Exercise goal: Each line in the entries below that holds the string "bottom" is to be listed.

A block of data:
________________________
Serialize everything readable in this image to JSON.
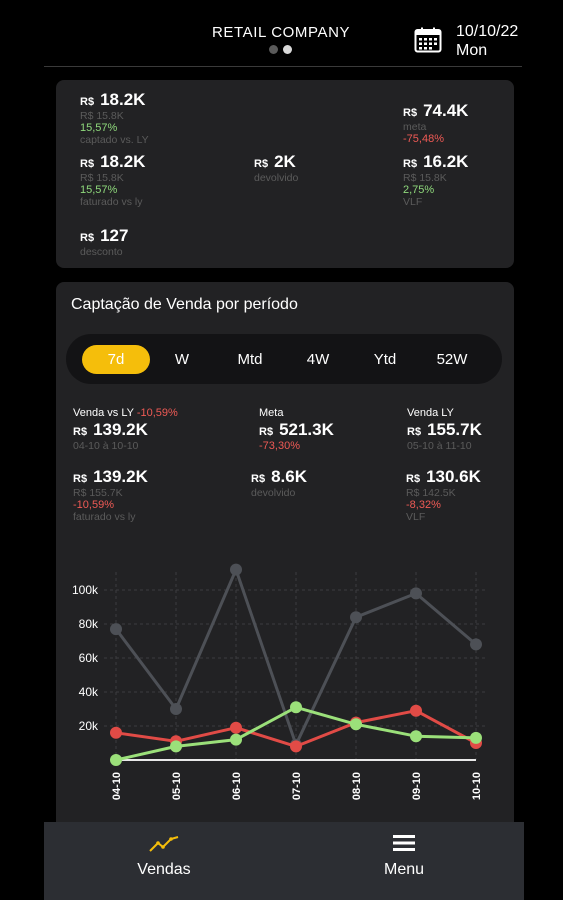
{
  "header": {
    "company": "RETAIL COMPANY",
    "date": "10/10/22",
    "weekday": "Mon"
  },
  "summary": {
    "captado": {
      "currency": "R$",
      "value": "18.2K",
      "ly_value": "R$ 15.8K",
      "change": "15,57%",
      "label": "captado vs. LY"
    },
    "faturado": {
      "currency": "R$",
      "value": "18.2K",
      "ly_value": "R$ 15.8K",
      "change": "15,57%",
      "label": "faturado vs ly"
    },
    "desconto": {
      "currency": "R$",
      "value": "127",
      "label": "desconto"
    },
    "devolvido": {
      "currency": "R$",
      "value": "2K",
      "label": "devolvido"
    },
    "meta": {
      "currency": "R$",
      "value": "74.4K",
      "label": "meta",
      "change": "-75,48%"
    },
    "vlf": {
      "currency": "R$",
      "value": "16.2K",
      "ly_value": "R$ 15.8K",
      "change": "2,75%",
      "label": "VLF"
    }
  },
  "period": {
    "title": "Captação de Venda por período",
    "tabs": [
      "7d",
      "W",
      "Mtd",
      "4W",
      "Ytd",
      "52W"
    ],
    "active": "7d",
    "venda_vs_ly": {
      "head": "Venda vs LY",
      "head_change": "-10,59%",
      "currency": "R$",
      "value": "139.2K",
      "range": "04-10 à 10-10"
    },
    "meta": {
      "head": "Meta",
      "currency": "R$",
      "value": "521.3K",
      "change": "-73,30%"
    },
    "venda_ly": {
      "head": "Venda LY",
      "currency": "R$",
      "value": "155.7K",
      "range": "05-10 à 11-10"
    },
    "faturado": {
      "currency": "R$",
      "value": "139.2K",
      "ly_value": "R$ 155.7K",
      "change": "-10,59%",
      "label": "faturado vs ly"
    },
    "devolvido": {
      "currency": "R$",
      "value": "8.6K",
      "label": "devolvido"
    },
    "vlf": {
      "currency": "R$",
      "value": "130.6K",
      "ly_value": "R$ 142.5K",
      "change": "-8,32%",
      "label": "VLF"
    }
  },
  "chart_data": {
    "type": "line",
    "categories": [
      "04-10",
      "05-10",
      "06-10",
      "07-10",
      "08-10",
      "09-10",
      "10-10"
    ],
    "y_ticks": [
      "20k",
      "40k",
      "60k",
      "80k",
      "100k"
    ],
    "ylim": [
      0,
      120000
    ],
    "grid": true,
    "series": [
      {
        "color": "#4d5056",
        "values": [
          77000,
          30000,
          112000,
          9000,
          84000,
          98000,
          68000
        ]
      },
      {
        "color": "#e14b46",
        "values": [
          16000,
          11000,
          19000,
          8000,
          22000,
          29000,
          10000
        ]
      },
      {
        "color": "#9be07a",
        "values": [
          0,
          8000,
          12000,
          31000,
          21000,
          14000,
          13000
        ]
      }
    ],
    "baseline_color": "#e8e8e8"
  },
  "nav": {
    "vendas": "Vendas",
    "menu": "Menu"
  },
  "colors": {
    "accent": "#f5be0b",
    "positive": "#8fd97c",
    "negative": "#ef5a55",
    "card": "#222224"
  }
}
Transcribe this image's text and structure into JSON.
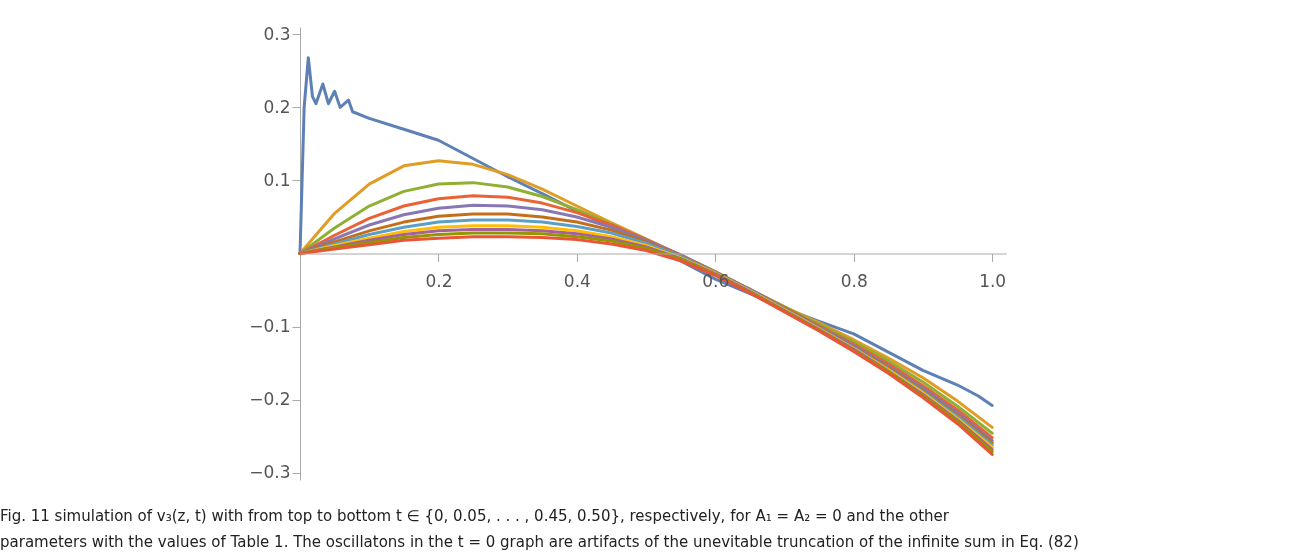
{
  "chart_data": {
    "type": "line",
    "x": [
      0,
      0.05,
      0.1,
      0.15,
      0.2,
      0.25,
      0.3,
      0.35,
      0.4,
      0.45,
      0.5,
      0.55,
      0.6,
      0.65,
      0.7,
      0.75,
      0.8,
      0.85,
      0.9,
      0.95,
      1.0
    ],
    "series": [
      {
        "color": "#5e81b5",
        "x": [
          0,
          0.006,
          0.012,
          0.018,
          0.023,
          0.033,
          0.041,
          0.05,
          0.058,
          0.07,
          0.076,
          0.1,
          0.15,
          0.2,
          0.25,
          0.3,
          0.35,
          0.4,
          0.45,
          0.5,
          0.55,
          0.6,
          0.65,
          0.7,
          0.75,
          0.8,
          0.85,
          0.9,
          0.95,
          0.98,
          1.0
        ],
        "values": [
          0,
          0.2,
          0.268,
          0.215,
          0.205,
          0.232,
          0.205,
          0.222,
          0.2,
          0.21,
          0.194,
          0.185,
          0.17,
          0.155,
          0.13,
          0.105,
          0.082,
          0.058,
          0.036,
          0.015,
          -0.01,
          -0.035,
          -0.055,
          -0.075,
          -0.093,
          -0.11,
          -0.135,
          -0.16,
          -0.18,
          -0.195,
          -0.208
        ]
      },
      {
        "color": "#e19c24",
        "values": [
          0,
          0.055,
          0.095,
          0.12,
          0.127,
          0.122,
          0.108,
          0.088,
          0.065,
          0.042,
          0.02,
          -0.003,
          -0.027,
          -0.05,
          -0.073,
          -0.095,
          -0.118,
          -0.143,
          -0.17,
          -0.202,
          -0.238
        ]
      },
      {
        "color": "#8fb032",
        "values": [
          0,
          0.035,
          0.065,
          0.085,
          0.095,
          0.097,
          0.091,
          0.078,
          0.06,
          0.04,
          0.019,
          -0.003,
          -0.026,
          -0.049,
          -0.073,
          -0.097,
          -0.121,
          -0.147,
          -0.176,
          -0.209,
          -0.246
        ]
      },
      {
        "color": "#eb6235",
        "values": [
          0,
          0.025,
          0.048,
          0.065,
          0.075,
          0.079,
          0.077,
          0.069,
          0.056,
          0.039,
          0.019,
          -0.002,
          -0.025,
          -0.049,
          -0.074,
          -0.099,
          -0.124,
          -0.151,
          -0.181,
          -0.214,
          -0.252
        ]
      },
      {
        "color": "#8778b3",
        "values": [
          0,
          0.02,
          0.039,
          0.053,
          0.062,
          0.066,
          0.065,
          0.06,
          0.05,
          0.036,
          0.018,
          -0.002,
          -0.025,
          -0.049,
          -0.075,
          -0.1,
          -0.126,
          -0.154,
          -0.184,
          -0.218,
          -0.256
        ]
      },
      {
        "color": "#c56e1a",
        "values": [
          0,
          0.016,
          0.031,
          0.043,
          0.051,
          0.054,
          0.054,
          0.05,
          0.043,
          0.032,
          0.016,
          -0.003,
          -0.025,
          -0.05,
          -0.075,
          -0.101,
          -0.128,
          -0.156,
          -0.187,
          -0.221,
          -0.259
        ]
      },
      {
        "color": "#5d9ec7",
        "values": [
          0,
          0.013,
          0.026,
          0.036,
          0.043,
          0.046,
          0.046,
          0.043,
          0.037,
          0.028,
          0.014,
          -0.004,
          -0.026,
          -0.05,
          -0.076,
          -0.102,
          -0.129,
          -0.158,
          -0.189,
          -0.223,
          -0.262
        ]
      },
      {
        "color": "#ffbf00",
        "values": [
          0,
          0.011,
          0.021,
          0.03,
          0.036,
          0.038,
          0.038,
          0.036,
          0.031,
          0.023,
          0.011,
          -0.006,
          -0.027,
          -0.051,
          -0.077,
          -0.103,
          -0.13,
          -0.159,
          -0.191,
          -0.226,
          -0.265
        ]
      },
      {
        "color": "#a5609d",
        "values": [
          0,
          0.009,
          0.018,
          0.026,
          0.031,
          0.033,
          0.033,
          0.031,
          0.027,
          0.02,
          0.009,
          -0.007,
          -0.028,
          -0.052,
          -0.078,
          -0.104,
          -0.131,
          -0.161,
          -0.193,
          -0.228,
          -0.268
        ]
      },
      {
        "color": "#929600",
        "values": [
          0,
          0.008,
          0.015,
          0.022,
          0.026,
          0.028,
          0.028,
          0.027,
          0.023,
          0.017,
          0.007,
          -0.008,
          -0.029,
          -0.053,
          -0.079,
          -0.105,
          -0.133,
          -0.162,
          -0.195,
          -0.23,
          -0.271
        ]
      },
      {
        "color": "#e95536",
        "values": [
          0,
          0.006,
          0.012,
          0.018,
          0.021,
          0.023,
          0.023,
          0.022,
          0.019,
          0.013,
          0.004,
          -0.01,
          -0.03,
          -0.054,
          -0.08,
          -0.106,
          -0.134,
          -0.164,
          -0.197,
          -0.233,
          -0.275
        ]
      }
    ],
    "xlim": [
      0,
      1.02
    ],
    "ylim": [
      -0.31,
      0.31
    ],
    "xticks": [
      0.2,
      0.4,
      0.6,
      0.8,
      {
        "value": 1.0,
        "label": "1.0"
      }
    ],
    "yticks": [
      -0.3,
      -0.2,
      -0.1,
      0.1,
      0.2,
      0.3
    ],
    "grid": false,
    "legend": false,
    "marker": "none",
    "line_style": "solid",
    "annotations": [
      "Fig. 11 simulation of v₃(z, t) with from top to bottom t ∈ {0, 0.05, . . . , 0.45, 0.50}, respectively, for A₁ = A₂ = 0 and the other",
      "parameters with the values of Table 1. The oscillatons in the t = 0 graph are artifacts of the unevitable truncation of the infinite sum in Eq. (82)"
    ]
  }
}
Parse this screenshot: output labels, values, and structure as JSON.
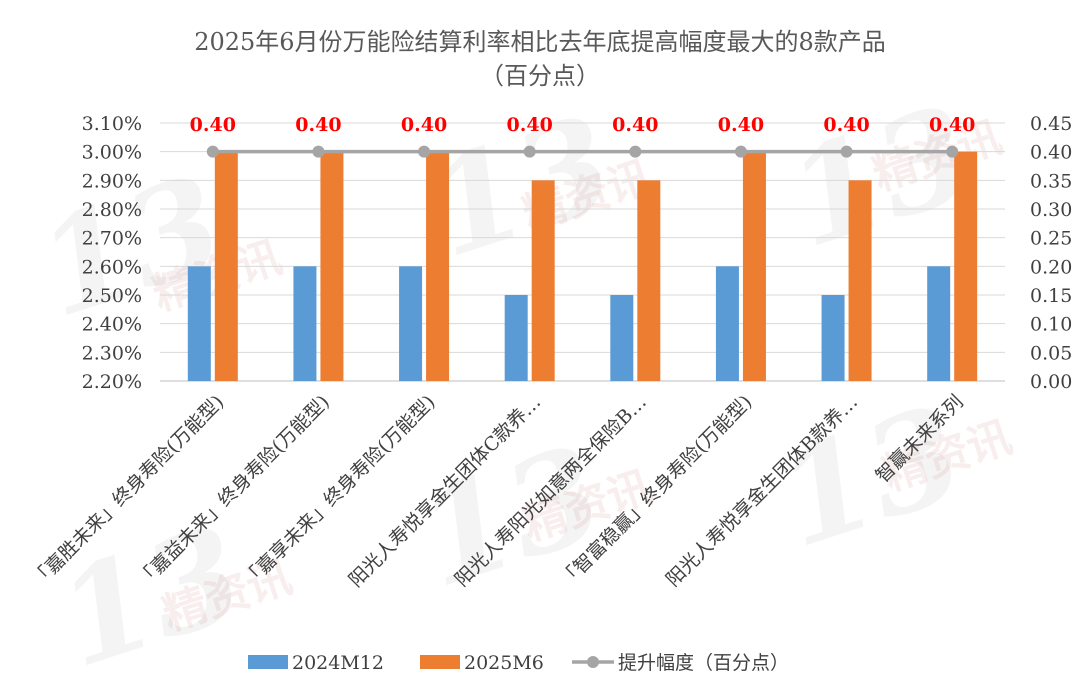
{
  "chart_data": {
    "type": "bar",
    "title": "2025年6月份万能险结算利率相比去年底提高幅度最大的8款产品",
    "subtitle": "（百分点）",
    "categories": [
      "「嘉胜未来」终身寿险(万能型)",
      "「嘉益未来」终身寿险(万能型)",
      "「嘉享未来」终身寿险(万能型)",
      "阳光人寿悦享金生团体C款养…",
      "阳光人寿阳光如意两全保险B…",
      "「智富稳赢」终身寿险(万能型)",
      "阳光人寿悦享金生团体B款养…",
      "智赢未来系列"
    ],
    "series": [
      {
        "name": "2024M12",
        "axis": "left",
        "color": "#5B9BD5",
        "values": [
          2.6,
          2.6,
          2.6,
          2.5,
          2.5,
          2.6,
          2.5,
          2.6
        ]
      },
      {
        "name": "2025M6",
        "axis": "left",
        "color": "#ED7D31",
        "values": [
          3.0,
          3.0,
          3.0,
          2.9,
          2.9,
          3.0,
          2.9,
          3.0
        ]
      },
      {
        "name": "提升幅度（百分点）",
        "axis": "right",
        "type": "line",
        "color": "#A5A5A5",
        "values": [
          0.4,
          0.4,
          0.4,
          0.4,
          0.4,
          0.4,
          0.4,
          0.4
        ]
      }
    ],
    "data_labels": [
      "0.40",
      "0.40",
      "0.40",
      "0.40",
      "0.40",
      "0.40",
      "0.40",
      "0.40"
    ],
    "left_axis": {
      "min": 2.2,
      "max": 3.1,
      "step": 0.1,
      "ticks": [
        "2.20%",
        "2.30%",
        "2.40%",
        "2.50%",
        "2.60%",
        "2.70%",
        "2.80%",
        "2.90%",
        "3.00%",
        "3.10%"
      ]
    },
    "right_axis": {
      "min": 0.0,
      "max": 0.45,
      "step": 0.05,
      "ticks": [
        "0.00",
        "0.05",
        "0.10",
        "0.15",
        "0.20",
        "0.25",
        "0.30",
        "0.35",
        "0.40",
        "0.45"
      ]
    },
    "grid": true,
    "legend_position": "bottom",
    "label_color": "#FF0000"
  },
  "watermark": {
    "number": "13",
    "text": "精资讯"
  }
}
________________________
Finished answer:
      "Fig. 11 simulation of v₃(z, t) with from top to bottom t ∈ {0, 0.05, . . . , 0.45, 0.50}, respectively, for A₁ = A₂ = 0 and the other",
    "legend_position": "bottom",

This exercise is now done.